======== Supplied material ========
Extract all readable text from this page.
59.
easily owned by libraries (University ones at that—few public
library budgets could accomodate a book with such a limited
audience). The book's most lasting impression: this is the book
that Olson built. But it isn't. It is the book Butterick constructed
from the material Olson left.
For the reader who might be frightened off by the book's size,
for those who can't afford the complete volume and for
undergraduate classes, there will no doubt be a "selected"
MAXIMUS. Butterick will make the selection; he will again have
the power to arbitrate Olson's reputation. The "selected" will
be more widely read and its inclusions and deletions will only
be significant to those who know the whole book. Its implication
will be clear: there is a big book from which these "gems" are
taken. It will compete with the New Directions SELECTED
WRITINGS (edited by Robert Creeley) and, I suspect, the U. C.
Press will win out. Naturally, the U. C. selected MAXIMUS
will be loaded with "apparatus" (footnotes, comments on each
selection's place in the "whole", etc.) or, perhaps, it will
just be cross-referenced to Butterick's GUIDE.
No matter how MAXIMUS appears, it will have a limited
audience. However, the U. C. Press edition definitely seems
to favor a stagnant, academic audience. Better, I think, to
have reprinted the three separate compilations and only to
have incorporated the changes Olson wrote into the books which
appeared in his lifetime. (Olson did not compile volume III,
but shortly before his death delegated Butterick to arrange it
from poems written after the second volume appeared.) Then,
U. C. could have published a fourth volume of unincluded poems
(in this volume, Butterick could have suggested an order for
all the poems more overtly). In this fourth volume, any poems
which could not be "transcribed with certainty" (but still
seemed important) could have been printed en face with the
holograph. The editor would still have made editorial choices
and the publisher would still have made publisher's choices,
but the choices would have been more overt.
========
======== Supplied material ========
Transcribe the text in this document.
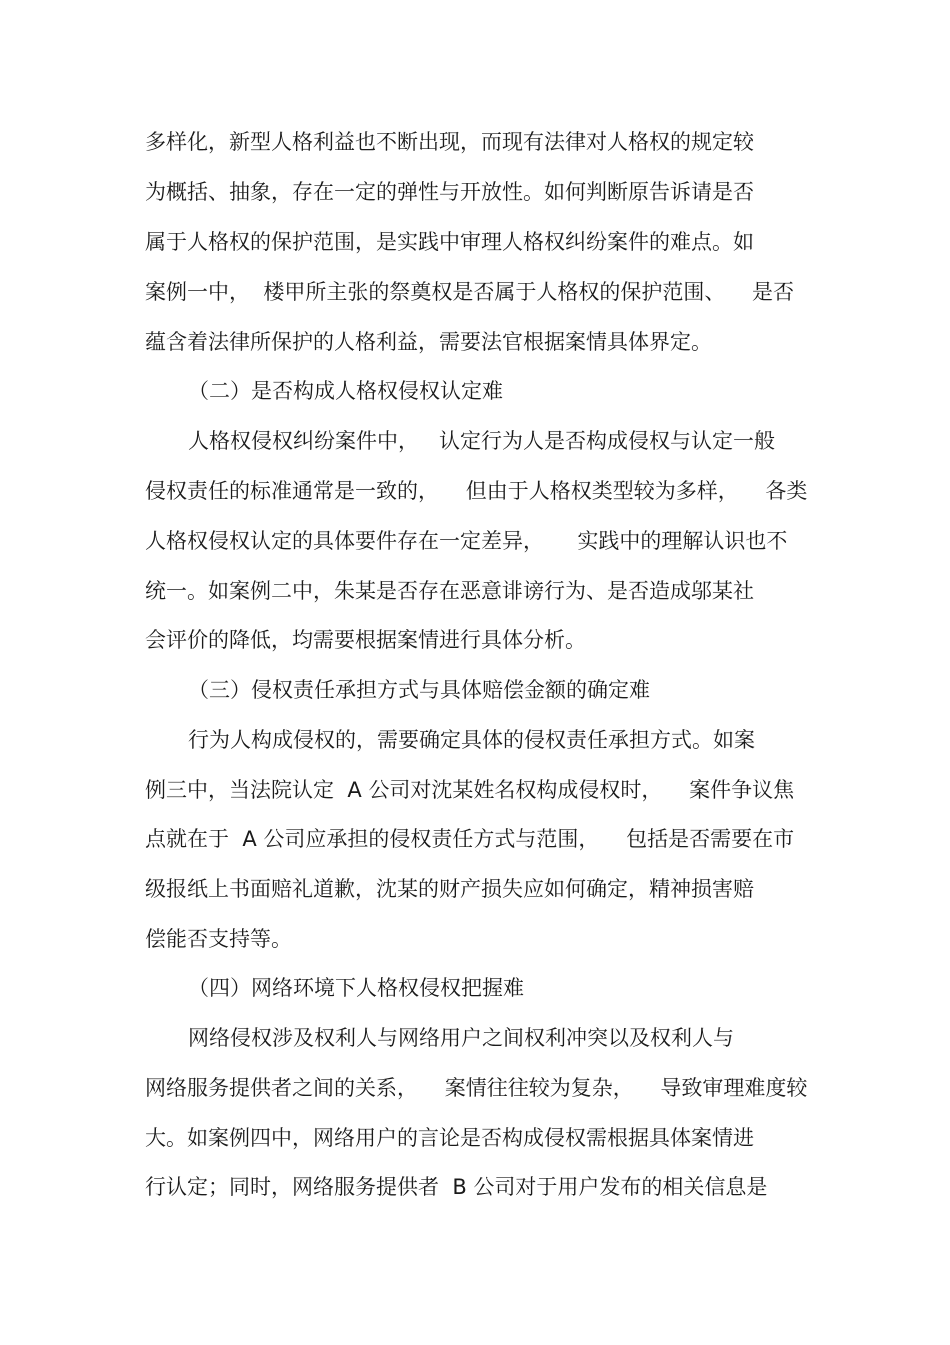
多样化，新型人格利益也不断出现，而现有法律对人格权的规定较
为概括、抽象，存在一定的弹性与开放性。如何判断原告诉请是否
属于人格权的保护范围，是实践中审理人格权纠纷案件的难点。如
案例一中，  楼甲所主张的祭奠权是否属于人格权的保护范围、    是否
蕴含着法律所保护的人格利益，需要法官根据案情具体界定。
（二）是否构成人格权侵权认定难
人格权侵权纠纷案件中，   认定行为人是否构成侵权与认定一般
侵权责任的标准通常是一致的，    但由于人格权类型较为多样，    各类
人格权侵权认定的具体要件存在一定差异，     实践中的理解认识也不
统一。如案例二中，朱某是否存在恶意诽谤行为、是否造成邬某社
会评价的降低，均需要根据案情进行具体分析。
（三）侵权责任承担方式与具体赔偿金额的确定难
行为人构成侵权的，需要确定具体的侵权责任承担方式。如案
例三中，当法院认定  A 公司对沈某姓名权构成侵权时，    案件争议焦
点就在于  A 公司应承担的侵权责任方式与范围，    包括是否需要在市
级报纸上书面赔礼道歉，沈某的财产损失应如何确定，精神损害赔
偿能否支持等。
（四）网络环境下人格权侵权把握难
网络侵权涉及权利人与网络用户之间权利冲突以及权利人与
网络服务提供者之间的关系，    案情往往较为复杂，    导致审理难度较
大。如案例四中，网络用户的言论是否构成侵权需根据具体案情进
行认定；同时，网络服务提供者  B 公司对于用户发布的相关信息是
========
### Required task:
All lines of the data above that include the word "volume" must be shown.

### Exercise answer:
for those who can't afford the complete volume and for
appeared in his lifetime. (Olson did not compile volume III,
from poems written after the second volume appeared.) Then,
U. C. could have published a fourth volume of unincluded poems
(in this volume, Butterick could have suggested an order for
all the poems more overtly). In this fourth volume, any poems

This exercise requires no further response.